## Exercise:
Repeat every record below exactly, but leave out any pictures.

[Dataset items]
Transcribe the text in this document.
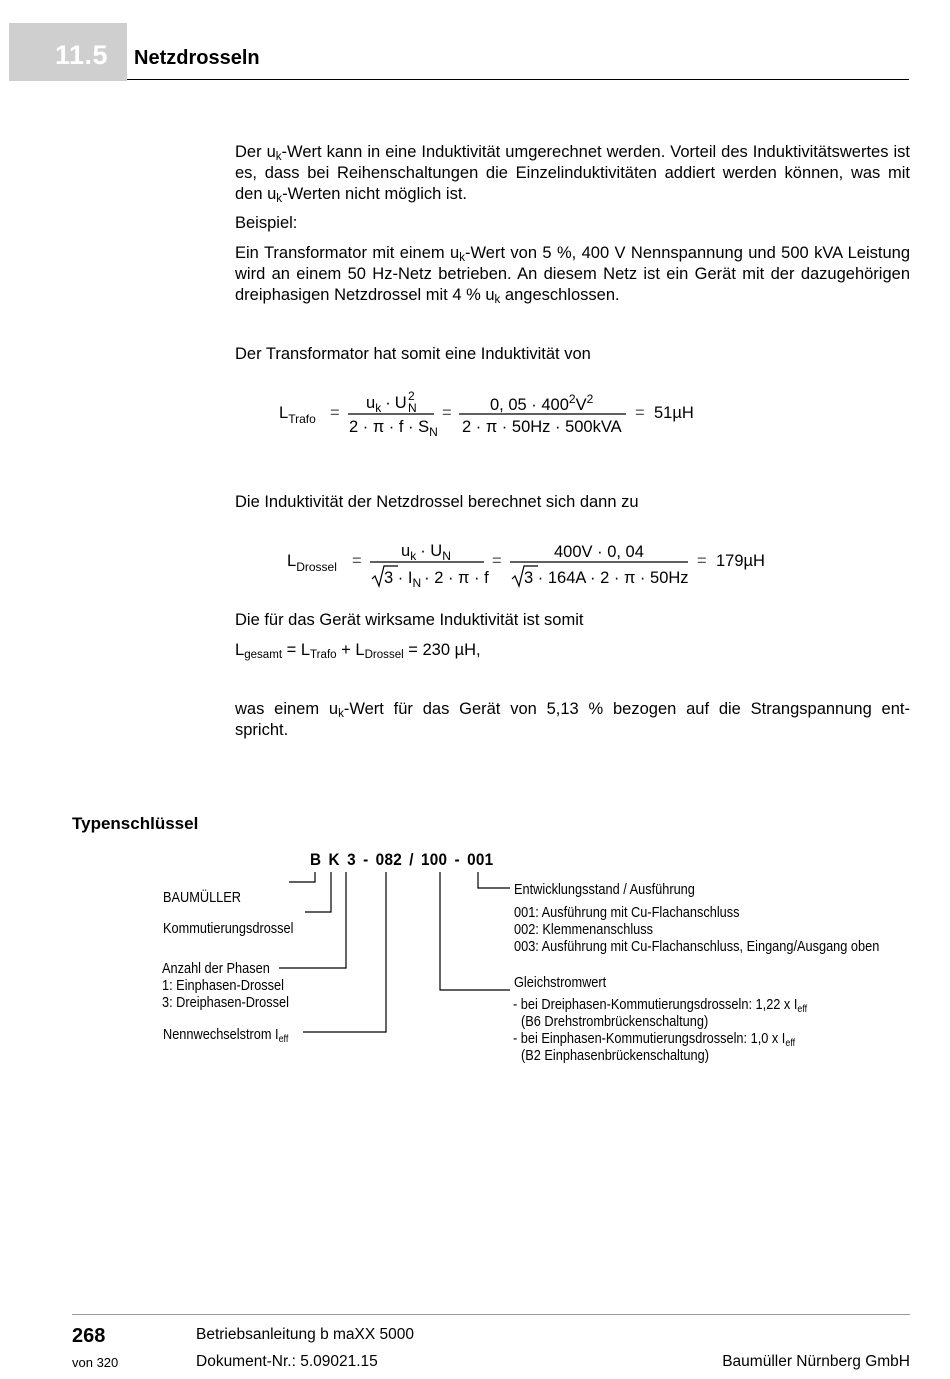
11.5 Netzdrosseln
Der $u_k$-Wert kann in eine Induktivität umgerechnet werden. Vorteil des Induktivitätswertes ist es, dass bei Reihenschaltungen die Einzelinduktivitäten addiert werden können, was mit den $u_k$-Werten nicht möglich ist.
Beispiel:
Ein Transformator mit einem $u_k$-Wert von 5 %, 400 V Nennspannung und 500 kVA Leistung wird an einem 50 Hz-Netz betrieben. An diesem Netz ist ein Gerät mit der dazugehörigen dreiphasigen Netzdrossel mit 4 % $u_k$ angeschlossen.
Der Transformator hat somit eine Induktivität von
$L_{Trafo}$ =
$u_k \cdot U$ 2
N
$2 \cdot \pi \cdot f \cdot S_N$
= 0, $05 \cdot 400^2V^2$
2 · π · 50Hz · 500kVA
= 51µH
$L_{Drossel}$ =
$u_k \cdot U_N$
$3 \cdot I_N \cdot 2 \cdot \pi \cdot f$
=	400V · 0, 04
3 · 164A · 2 · π · 50Hz
= 179µH
Die Induktivität der Netzdrossel berechnet sich dann zu
Die für das Gerät wirksame Induktivität ist somit
$L_{gesamt} = L_{Trafo} + L_{Drossel} = 230$ µH,
was einem $u_k$-Wert für das Gerät von 5,13 % bezogen auf die Strangspannung ent-
spricht.
Typenschlüssel
B K 3 - 082 / 100 - 001
BAUMÜLLER
Kommutierungsdrossel
Anzahl der Phasen
1: Einphasen-Drossel
3: Dreiphasen-Drossel
Nennwechselstrom $I_{eff}$
Entwicklungsstand / Ausführung
001: Ausführung mit Cu-Flachanschluss
002: Klemmenanschluss
003: Ausführung mit Cu-Flachanschluss, Eingang/Ausgang oben
Gleichstromwert
- bei Dreiphasen-Kommutierungsdrosseln: 1,22 x $I_{eff}$
(B6 Drehstrombrückenschaltung)
- bei Einphasen-Kommutierungsdrosseln: 1,0 x $I_{eff}$
(B2 Einphasenbrückenschaltung)
268
von 320
Betriebsanleitung b maXX 5000
Dokument-Nr.: 5.09021.15	Baumüller Nürnberg GmbH
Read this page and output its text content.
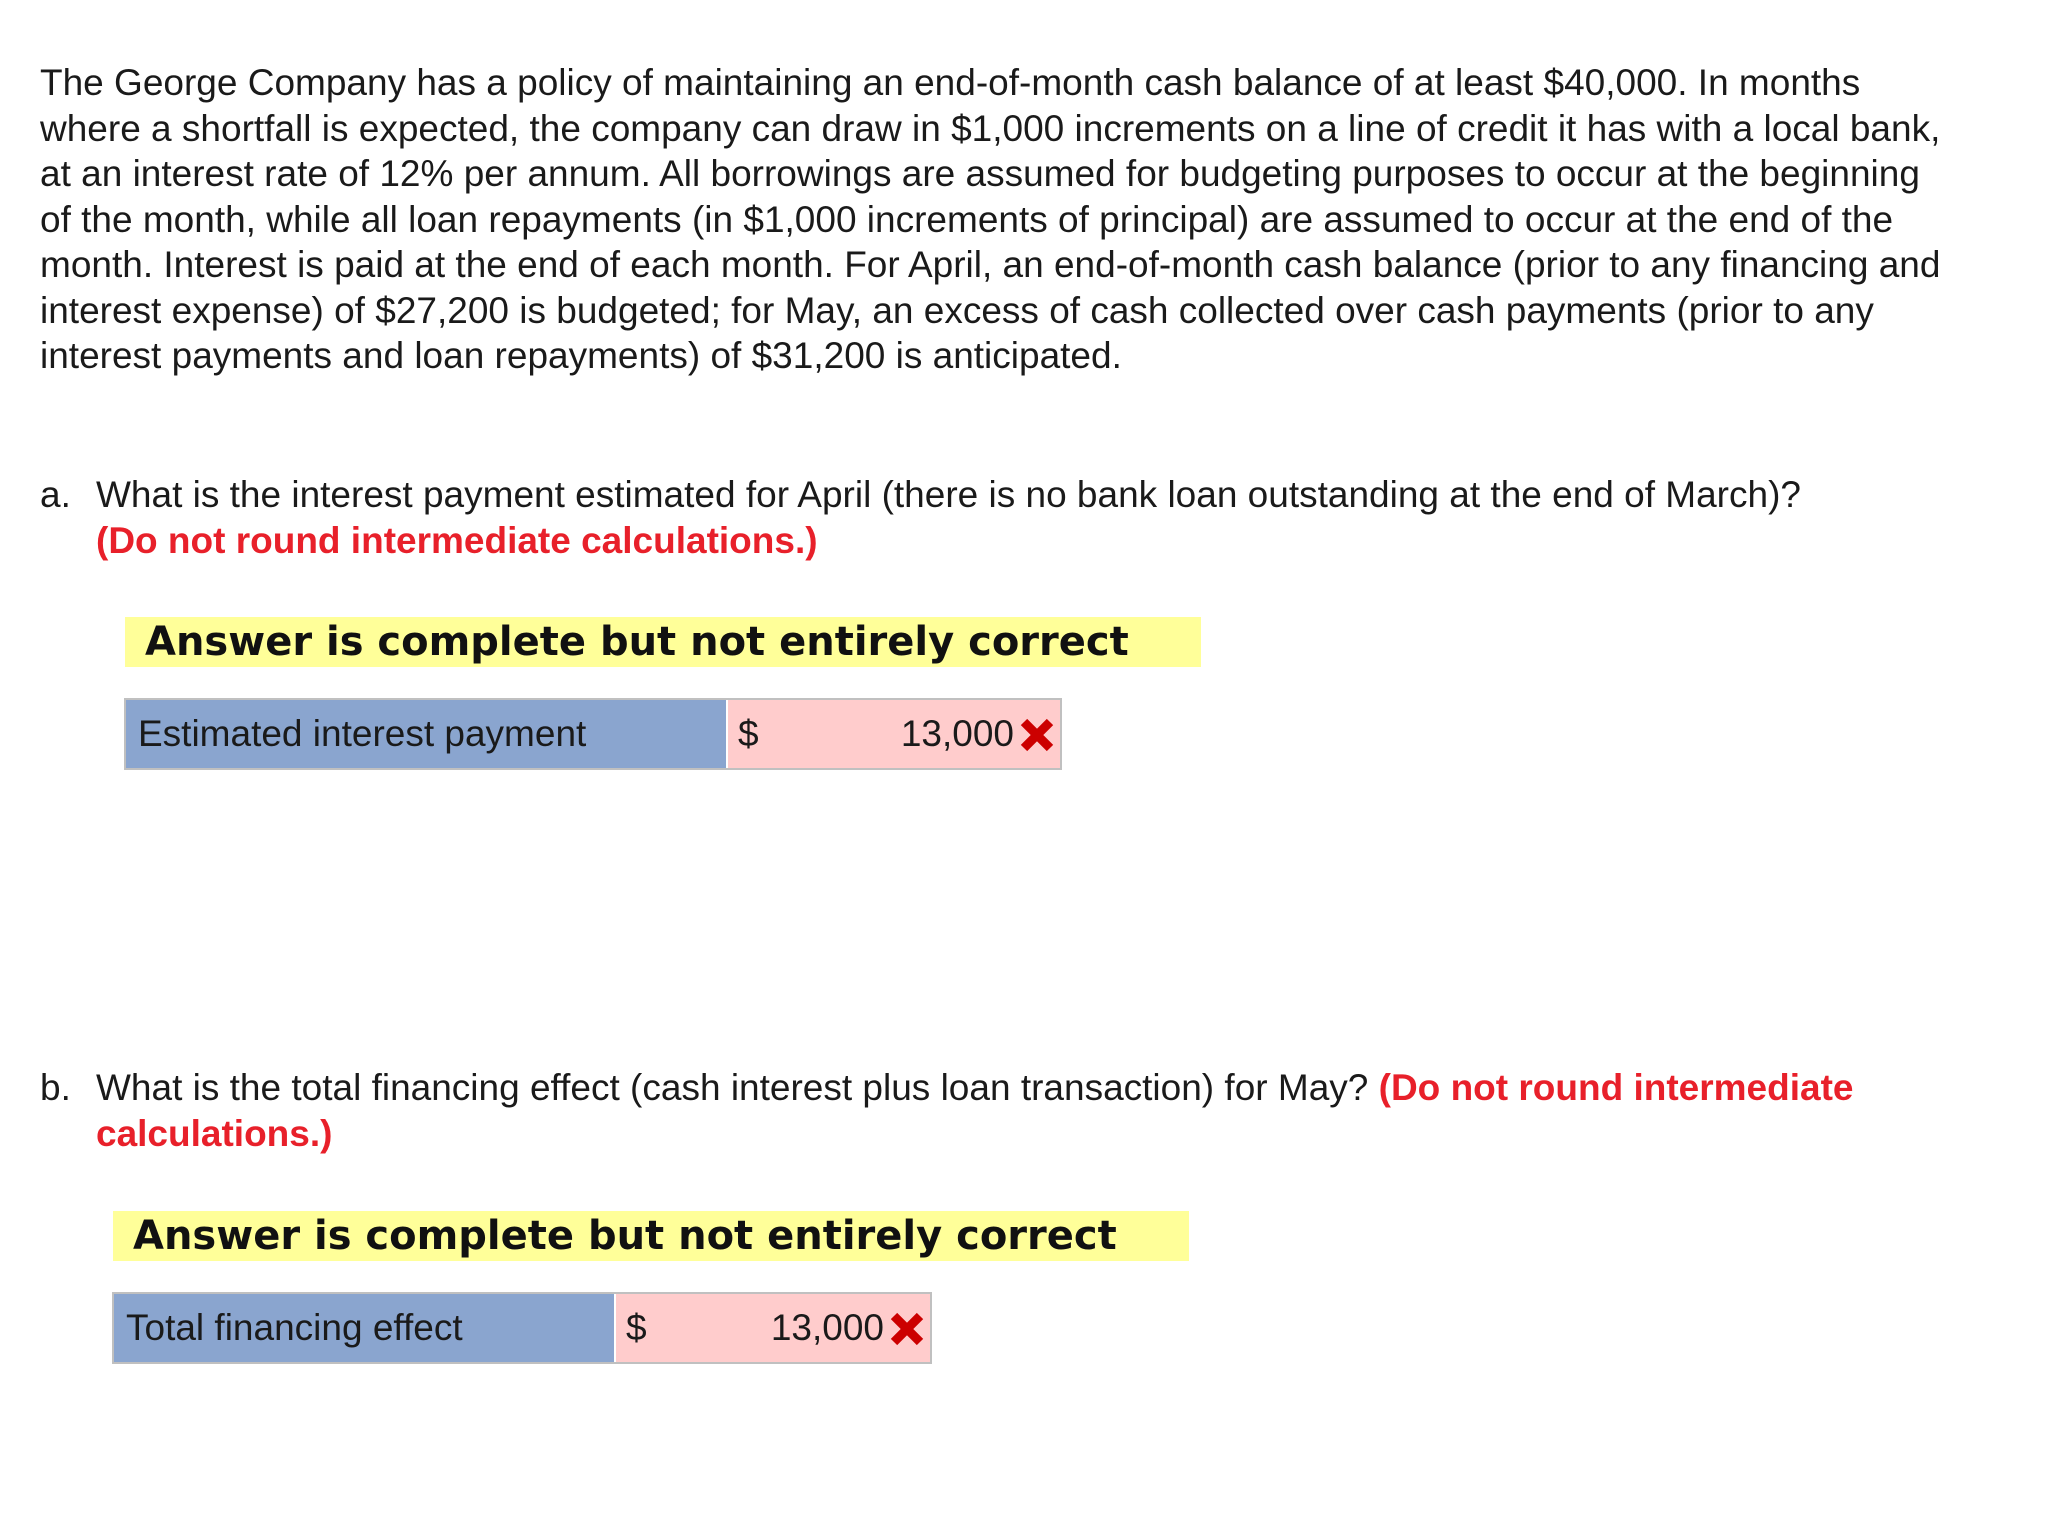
The George Company has a policy of maintaining an end-of-month cash balance of at least $40,000. In months where a shortfall is expected, the company can draw in $1,000 increments on a line of credit it has with a local bank, at an interest rate of 12% per annum. All borrowings are assumed for budgeting purposes to occur at the beginning of the month, while all loan repayments (in $1,000 increments of principal) are assumed to occur at the end of the month. Interest is paid at the end of each month. For April, an end-of-month cash balance (prior to any financing and interest expense) of $27,200 is budgeted; for May, an excess of cash collected over cash payments (prior to any interest payments and loan repayments) of $31,200 is anticipated.

a. What is the interest payment estimated for April (there is no bank loan outstanding at the end of March)?
(Do not round intermediate calculations.)
Answer is complete but not entirely correct
Estimated interest payment	$	13,000
b. What is the total financing effect (cash interest plus loan transaction) for May? (Do not round intermediate calculations.)
Answer is complete but not entirely correct
Total financing effect	$	13,000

## Answer for the task:
Transcribe the text in this document.
11.5 Netzdrosseln
Der $u_k$-Wert kann in eine Induktivität umgerechnet werden. Vorteil des Induktivitätswertes ist es, dass bei Reihenschaltungen die Einzelinduktivitäten addiert werden können, was mit den $u_k$-Werten nicht möglich ist.
Beispiel:
Ein Transformator mit einem $u_k$-Wert von 5 %, 400 V Nennspannung und 500 kVA Leistung wird an einem 50 Hz-Netz betrieben. An diesem Netz ist ein Gerät mit der dazugehörigen dreiphasigen Netzdrossel mit 4 % $u_k$ angeschlossen.
Der Transformator hat somit eine Induktivität von
$L_{Trafo}$ =
$u_k \cdot U$ 2
N
$2 \cdot \pi \cdot f \cdot S_N$
= 0, $05 \cdot 400^2V^2$
2 · π · 50Hz · 500kVA
= 51µH
$L_{Drossel}$ =
$u_k \cdot U_N$
$3 \cdot I_N \cdot 2 \cdot \pi \cdot f$
=	400V · 0, 04
3 · 164A · 2 · π · 50Hz
= 179µH
Die Induktivität der Netzdrossel berechnet sich dann zu
Die für das Gerät wirksame Induktivität ist somit
$L_{gesamt} = L_{Trafo} + L_{Drossel} = 230$ µH,
was einem $u_k$-Wert für das Gerät von 5,13 % bezogen auf die Strangspannung ent-
spricht.
Typenschlüssel
B K 3 - 082 / 100 - 001
BAUMÜLLER
Kommutierungsdrossel
Anzahl der Phasen
1: Einphasen-Drossel
3: Dreiphasen-Drossel
Nennwechselstrom $I_{eff}$
Entwicklungsstand / Ausführung
001: Ausführung mit Cu-Flachanschluss
002: Klemmenanschluss
003: Ausführung mit Cu-Flachanschluss, Eingang/Ausgang oben
Gleichstromwert
- bei Dreiphasen-Kommutierungsdrosseln: 1,22 x $I_{eff}$
(B6 Drehstrombrückenschaltung)
- bei Einphasen-Kommutierungsdrosseln: 1,0 x $I_{eff}$
(B2 Einphasenbrückenschaltung)
268
von 320
Betriebsanleitung b maXX 5000
Dokument-Nr.: 5.09021.15	Baumüller Nürnberg GmbH
Read this page and output its text content.
The George Company has a policy of maintaining an end-of-month cash balance of at least $40,000. In months where a shortfall is expected, the company can draw in $1,000 increments on a line of credit it has with a local bank, at an interest rate of 12% per annum. All borrowings are assumed for budgeting purposes to occur at the beginning of the month, while all loan repayments (in $1,000 increments of principal) are assumed to occur at the end of the month. Interest is paid at the end of each month. For April, an end-of-month cash balance (prior to any financing and interest expense) of $27,200 is budgeted; for May, an excess of cash collected over cash payments (prior to any interest payments and loan repayments) of $31,200 is anticipated.

a. What is the interest payment estimated for April (there is no bank loan outstanding at the end of March)?
(Do not round intermediate calculations.)
Answer is complete but not entirely correct
Estimated interest payment	$	13,000
b. What is the total financing effect (cash interest plus loan transaction) for May? (Do not round intermediate calculations.)
Answer is complete but not entirely correct
Total financing effect	$	13,000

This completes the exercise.